▶ Short task
Filter the records below and copy every line containing the word "الأعداد".

/---

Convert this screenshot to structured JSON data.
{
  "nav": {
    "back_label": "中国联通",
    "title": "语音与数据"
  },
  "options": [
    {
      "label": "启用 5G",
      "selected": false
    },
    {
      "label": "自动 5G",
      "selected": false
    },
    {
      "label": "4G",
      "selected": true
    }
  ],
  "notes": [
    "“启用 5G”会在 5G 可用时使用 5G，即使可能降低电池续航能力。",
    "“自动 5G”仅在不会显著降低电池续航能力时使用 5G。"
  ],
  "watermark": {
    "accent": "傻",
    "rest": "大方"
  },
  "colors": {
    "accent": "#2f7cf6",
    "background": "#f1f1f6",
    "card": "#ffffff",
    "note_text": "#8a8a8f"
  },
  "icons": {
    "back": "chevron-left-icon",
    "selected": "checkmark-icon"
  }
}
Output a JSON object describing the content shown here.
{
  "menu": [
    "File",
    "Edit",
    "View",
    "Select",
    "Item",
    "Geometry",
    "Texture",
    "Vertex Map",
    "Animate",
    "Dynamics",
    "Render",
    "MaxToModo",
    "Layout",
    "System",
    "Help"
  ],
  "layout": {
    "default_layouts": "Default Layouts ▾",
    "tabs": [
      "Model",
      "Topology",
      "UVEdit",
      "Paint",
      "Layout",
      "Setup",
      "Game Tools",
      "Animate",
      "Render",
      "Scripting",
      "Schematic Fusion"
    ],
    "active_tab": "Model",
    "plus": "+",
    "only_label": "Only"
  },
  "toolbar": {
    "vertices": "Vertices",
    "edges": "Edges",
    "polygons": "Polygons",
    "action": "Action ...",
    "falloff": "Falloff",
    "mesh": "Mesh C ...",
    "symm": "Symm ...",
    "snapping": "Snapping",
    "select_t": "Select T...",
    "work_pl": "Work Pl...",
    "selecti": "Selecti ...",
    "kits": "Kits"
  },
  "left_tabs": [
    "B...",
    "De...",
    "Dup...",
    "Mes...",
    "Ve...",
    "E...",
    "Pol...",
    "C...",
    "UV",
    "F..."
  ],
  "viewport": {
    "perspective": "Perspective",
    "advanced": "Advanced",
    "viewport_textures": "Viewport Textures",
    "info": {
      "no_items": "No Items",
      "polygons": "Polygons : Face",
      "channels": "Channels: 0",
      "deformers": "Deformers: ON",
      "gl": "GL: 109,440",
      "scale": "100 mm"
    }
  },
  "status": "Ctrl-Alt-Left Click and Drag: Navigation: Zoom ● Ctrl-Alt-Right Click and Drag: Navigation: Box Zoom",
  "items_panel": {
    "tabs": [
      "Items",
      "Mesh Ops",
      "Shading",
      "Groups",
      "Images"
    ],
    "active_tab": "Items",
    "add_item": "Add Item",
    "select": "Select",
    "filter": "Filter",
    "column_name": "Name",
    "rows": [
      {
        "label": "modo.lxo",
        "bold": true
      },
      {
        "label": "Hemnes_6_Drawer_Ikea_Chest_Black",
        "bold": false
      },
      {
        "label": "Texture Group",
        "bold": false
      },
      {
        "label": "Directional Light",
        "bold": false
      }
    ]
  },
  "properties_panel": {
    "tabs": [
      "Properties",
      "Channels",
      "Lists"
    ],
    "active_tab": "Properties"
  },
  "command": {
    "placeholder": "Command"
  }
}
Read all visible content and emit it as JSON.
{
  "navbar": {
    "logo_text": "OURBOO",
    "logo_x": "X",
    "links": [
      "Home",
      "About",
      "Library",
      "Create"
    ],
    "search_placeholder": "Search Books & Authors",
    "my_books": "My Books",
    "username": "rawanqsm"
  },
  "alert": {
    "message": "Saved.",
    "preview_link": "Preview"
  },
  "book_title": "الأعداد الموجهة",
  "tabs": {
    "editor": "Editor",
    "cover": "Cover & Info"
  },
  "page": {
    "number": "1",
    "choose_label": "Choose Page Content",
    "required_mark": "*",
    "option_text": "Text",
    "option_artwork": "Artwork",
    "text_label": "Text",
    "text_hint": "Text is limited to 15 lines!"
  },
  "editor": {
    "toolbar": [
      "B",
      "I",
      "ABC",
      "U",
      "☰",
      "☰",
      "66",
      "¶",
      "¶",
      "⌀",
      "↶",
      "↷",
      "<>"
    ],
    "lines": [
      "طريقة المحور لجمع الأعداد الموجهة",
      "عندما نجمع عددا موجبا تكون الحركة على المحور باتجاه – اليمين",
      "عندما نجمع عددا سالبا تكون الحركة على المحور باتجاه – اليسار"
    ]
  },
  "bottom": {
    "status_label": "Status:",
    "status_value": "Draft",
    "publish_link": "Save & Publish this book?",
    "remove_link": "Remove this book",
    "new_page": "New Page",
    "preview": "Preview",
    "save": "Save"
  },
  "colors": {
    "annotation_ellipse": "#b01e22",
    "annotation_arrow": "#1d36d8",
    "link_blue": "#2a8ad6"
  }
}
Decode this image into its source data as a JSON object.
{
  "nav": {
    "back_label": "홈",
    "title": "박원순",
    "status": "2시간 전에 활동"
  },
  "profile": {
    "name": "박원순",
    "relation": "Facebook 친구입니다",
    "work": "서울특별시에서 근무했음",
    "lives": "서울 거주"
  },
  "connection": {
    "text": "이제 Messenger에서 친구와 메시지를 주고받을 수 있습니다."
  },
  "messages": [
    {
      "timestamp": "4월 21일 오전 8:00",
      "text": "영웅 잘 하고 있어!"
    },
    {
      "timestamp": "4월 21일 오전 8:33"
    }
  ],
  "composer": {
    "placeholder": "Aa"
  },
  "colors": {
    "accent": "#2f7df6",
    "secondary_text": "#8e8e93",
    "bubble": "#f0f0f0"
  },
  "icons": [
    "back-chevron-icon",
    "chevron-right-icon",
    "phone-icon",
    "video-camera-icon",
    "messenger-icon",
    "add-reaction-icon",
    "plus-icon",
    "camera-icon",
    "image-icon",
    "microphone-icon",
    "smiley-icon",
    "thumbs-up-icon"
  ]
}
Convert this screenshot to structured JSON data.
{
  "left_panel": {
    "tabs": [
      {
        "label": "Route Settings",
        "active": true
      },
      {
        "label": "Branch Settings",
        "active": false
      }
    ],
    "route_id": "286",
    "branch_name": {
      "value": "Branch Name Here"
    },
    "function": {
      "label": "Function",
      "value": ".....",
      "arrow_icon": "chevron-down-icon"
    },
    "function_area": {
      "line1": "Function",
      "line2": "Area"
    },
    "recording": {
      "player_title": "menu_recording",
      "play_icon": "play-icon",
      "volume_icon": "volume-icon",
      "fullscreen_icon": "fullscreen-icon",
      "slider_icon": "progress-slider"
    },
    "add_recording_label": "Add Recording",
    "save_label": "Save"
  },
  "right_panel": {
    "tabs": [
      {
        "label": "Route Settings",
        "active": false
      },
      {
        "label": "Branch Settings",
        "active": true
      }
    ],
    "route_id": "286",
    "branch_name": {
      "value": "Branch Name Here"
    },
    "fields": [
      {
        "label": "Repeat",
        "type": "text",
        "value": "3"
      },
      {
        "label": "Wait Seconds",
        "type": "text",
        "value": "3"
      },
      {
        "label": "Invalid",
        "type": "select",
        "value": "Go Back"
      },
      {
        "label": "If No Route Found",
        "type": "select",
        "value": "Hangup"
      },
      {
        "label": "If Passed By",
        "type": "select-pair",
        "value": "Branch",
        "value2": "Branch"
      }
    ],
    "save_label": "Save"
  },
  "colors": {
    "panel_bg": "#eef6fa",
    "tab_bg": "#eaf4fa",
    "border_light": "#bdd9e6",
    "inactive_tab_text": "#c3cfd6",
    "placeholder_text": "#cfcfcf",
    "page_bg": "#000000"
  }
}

\---

▶ Result
  "book_title": "الأعداد الموجهة",
      "طريقة المحور لجمع الأعداد الموجهة",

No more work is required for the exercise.